Given request
The records that follow must be reproduced in full, exactly as written.

Source records
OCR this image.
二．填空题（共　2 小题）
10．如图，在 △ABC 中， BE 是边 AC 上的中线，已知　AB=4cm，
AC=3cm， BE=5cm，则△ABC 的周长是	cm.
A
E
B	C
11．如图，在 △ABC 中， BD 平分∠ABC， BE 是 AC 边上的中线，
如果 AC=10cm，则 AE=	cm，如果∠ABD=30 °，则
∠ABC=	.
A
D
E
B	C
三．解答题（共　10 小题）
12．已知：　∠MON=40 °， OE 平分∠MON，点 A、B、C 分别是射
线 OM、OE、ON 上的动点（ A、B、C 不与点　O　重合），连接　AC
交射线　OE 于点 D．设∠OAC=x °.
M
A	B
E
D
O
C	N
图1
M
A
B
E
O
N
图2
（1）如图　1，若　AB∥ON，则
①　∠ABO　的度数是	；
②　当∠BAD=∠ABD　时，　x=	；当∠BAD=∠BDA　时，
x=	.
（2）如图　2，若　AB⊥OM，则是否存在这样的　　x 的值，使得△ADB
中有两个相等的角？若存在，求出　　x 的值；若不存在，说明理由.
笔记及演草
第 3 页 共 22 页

Task solution
OCR this image.
二．填空题（共　2 小题）
10．如图，在 △ABC 中， BE 是边 AC 上的中线，已知　AB=4cm，
AC=3cm， BE=5cm，则△ABC 的周长是	cm.
A
E
B	C
11．如图，在 △ABC 中， BD 平分∠ABC， BE 是 AC 边上的中线，
如果 AC=10cm，则 AE=	cm，如果∠ABD=30 °，则
∠ABC=	.
A
D
E
B	C
三．解答题（共　10 小题）
12．已知：　∠MON=40 °， OE 平分∠MON，点 A、B、C 分别是射
线 OM、OE、ON 上的动点（ A、B、C 不与点　O　重合），连接　AC
交射线　OE 于点 D．设∠OAC=x °.
M
A	B
E
D
O
C	N
图1
M
A
B
E
O
N
图2
（1）如图　1，若　AB∥ON，则
①　∠ABO　的度数是	；
②　当∠BAD=∠ABD　时，　x=	；当∠BAD=∠BDA　时，
x=	.
（2）如图　2，若　AB⊥OM，则是否存在这样的　　x 的值，使得△ADB
中有两个相等的角？若存在，求出　　x 的值；若不存在，说明理由.
笔记及演草
第 3 页 共 22 页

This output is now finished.